* **THE EXERCISE**
Make an exact copy of the records, with the images left out.

* **DATASET CONTENT**
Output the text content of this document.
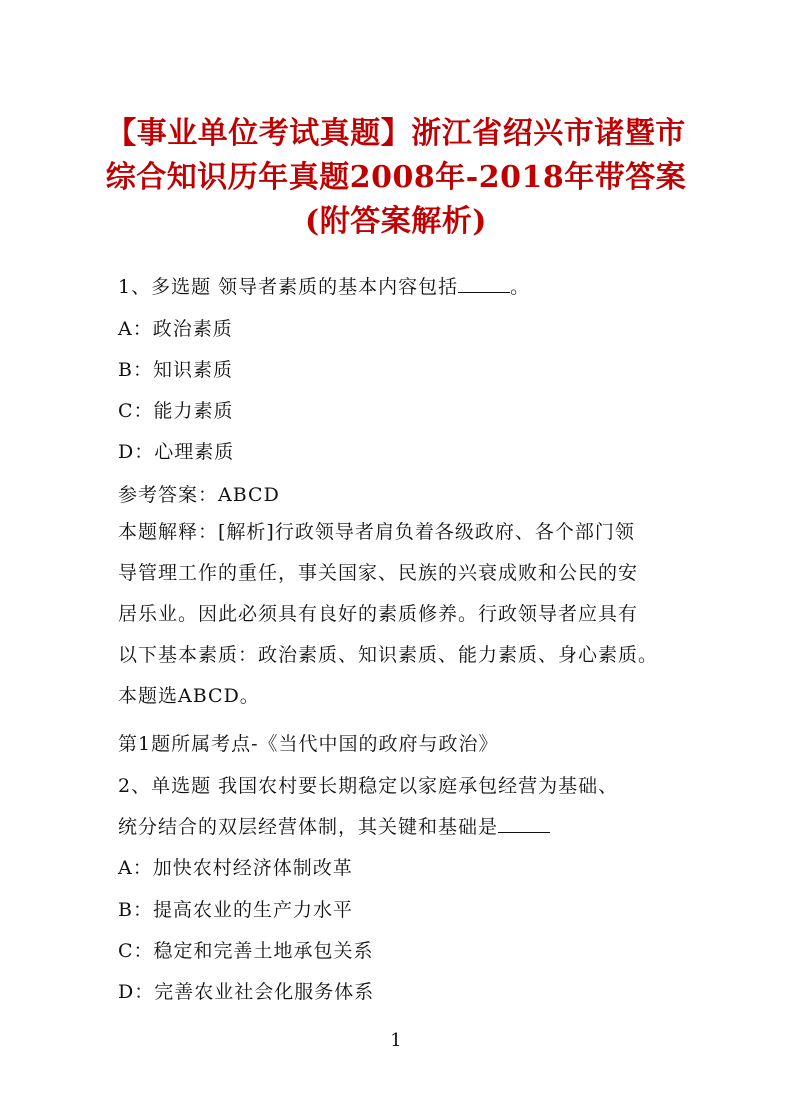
【事业单位考试真题】浙江省绍兴市诸暨市
综合知识历年真题2008年-2018年带答案
(附答案解析)
1、多选题 领导者素质的基本内容包括	。
A：政治素质
B：知识素质
C：能力素质
D：心理素质
参考答案：ABCD
本题解释：[解析]行政领导者肩负着各级政府、各个部门领
导管理工作的重任，事关国家、民族的兴衰成败和公民的安
居乐业。因此必须具有良好的素质修养。行政领导者应具有
以下基本素质：政治素质、知识素质、能力素质、身心素质。
本题选ABCD。
第1题所属考点-《当代中国的政府与政治》
2、单选题 我国农村要长期稳定以家庭承包经营为基础、
统分结合的双层经营体制，其关键和基础是
A：加快农村经济体制改革
B：提高农业的生产力水平
C：稳定和完善土地承包关系
D：完善农业社会化服务体系
1
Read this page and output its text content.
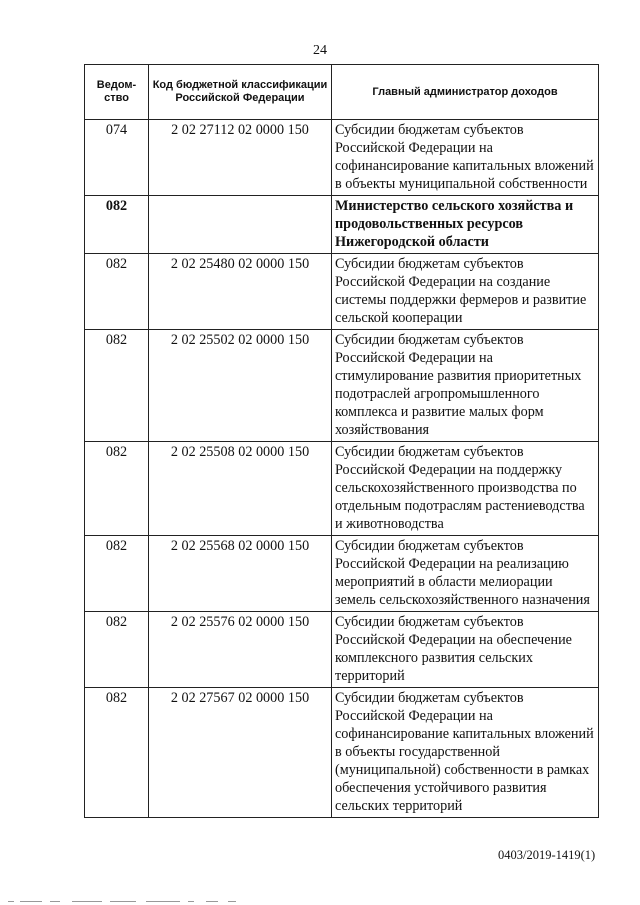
24
Ведом-ство	Код бюджетной классификации Российской Федерации	Главный администратор доходов
074	2 02 27112 02 0000 150	Субсидии бюджетам субъектов Российской Федерации на софинансирование капитальных вложений в объекты муниципальной собственности
082		Министерство сельского хозяйства и продовольственных ресурсов Нижегородской области
082	2 02 25480 02 0000 150	Субсидии бюджетам субъектов Российской Федерации на создание системы поддержки фермеров и развитие сельской кооперации
082	2 02 25502 02 0000 150	Субсидии бюджетам субъектов Российской Федерации на стимулирование развития приоритетных подотраслей агропромышленного комплекса и развитие малых форм хозяйствования
082	2 02 25508 02 0000 150	Субсидии бюджетам субъектов Российской Федерации на поддержку сельскохозяйственного производства по отдельным подотраслям растениеводства и животноводства
082	2 02 25568 02 0000 150	Субсидии бюджетам субъектов Российской Федерации на реализацию мероприятий в области мелиорации земель сельскохозяйственного назначения
082	2 02 25576 02 0000 150	Субсидии бюджетам субъектов Российской Федерации на обеспечение комплексного развития сельских территорий
082	2 02 27567 02 0000 150	Субсидии бюджетам субъектов Российской Федерации на софинансирование капитальных вложений в объекты государственной (муниципальной) собственности в рамках обеспечения устойчивого развития сельских территорий
0403/2019-1419(1)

* **THE OUTPUT**
Output the text content of this document.
【事业单位考试真题】浙江省绍兴市诸暨市
综合知识历年真题2008年-2018年带答案
(附答案解析)
1、多选题 领导者素质的基本内容包括	。
A：政治素质
B：知识素质
C：能力素质
D：心理素质
参考答案：ABCD
本题解释：[解析]行政领导者肩负着各级政府、各个部门领
导管理工作的重任，事关国家、民族的兴衰成败和公民的安
居乐业。因此必须具有良好的素质修养。行政领导者应具有
以下基本素质：政治素质、知识素质、能力素质、身心素质。
本题选ABCD。
第1题所属考点-《当代中国的政府与政治》
2、单选题 我国农村要长期稳定以家庭承包经营为基础、
统分结合的双层经营体制，其关键和基础是
A：加快农村经济体制改革
B：提高农业的生产力水平
C：稳定和完善土地承包关系
D：完善农业社会化服务体系
1
Read this page and output its text content.
24
Ведом-ство	Код бюджетной классификации Российской Федерации	Главный администратор доходов
074	2 02 27112 02 0000 150	Субсидии бюджетам субъектов Российской Федерации на софинансирование капитальных вложений в объекты муниципальной собственности
082		Министерство сельского хозяйства и продовольственных ресурсов Нижегородской области
082	2 02 25480 02 0000 150	Субсидии бюджетам субъектов Российской Федерации на создание системы поддержки фермеров и развитие сельской кооперации
082	2 02 25502 02 0000 150	Субсидии бюджетам субъектов Российской Федерации на стимулирование развития приоритетных подотраслей агропромышленного комплекса и развитие малых форм хозяйствования
082	2 02 25508 02 0000 150	Субсидии бюджетам субъектов Российской Федерации на поддержку сельскохозяйственного производства по отдельным подотраслям растениеводства и животноводства
082	2 02 25568 02 0000 150	Субсидии бюджетам субъектов Российской Федерации на реализацию мероприятий в области мелиорации земель сельскохозяйственного назначения
082	2 02 25576 02 0000 150	Субсидии бюджетам субъектов Российской Федерации на обеспечение комплексного развития сельских территорий
082	2 02 27567 02 0000 150	Субсидии бюджетам субъектов Российской Федерации на софинансирование капитальных вложений в объекты государственной (муниципальной) собственности в рамках обеспечения устойчивого развития сельских территорий
0403/2019-1419(1)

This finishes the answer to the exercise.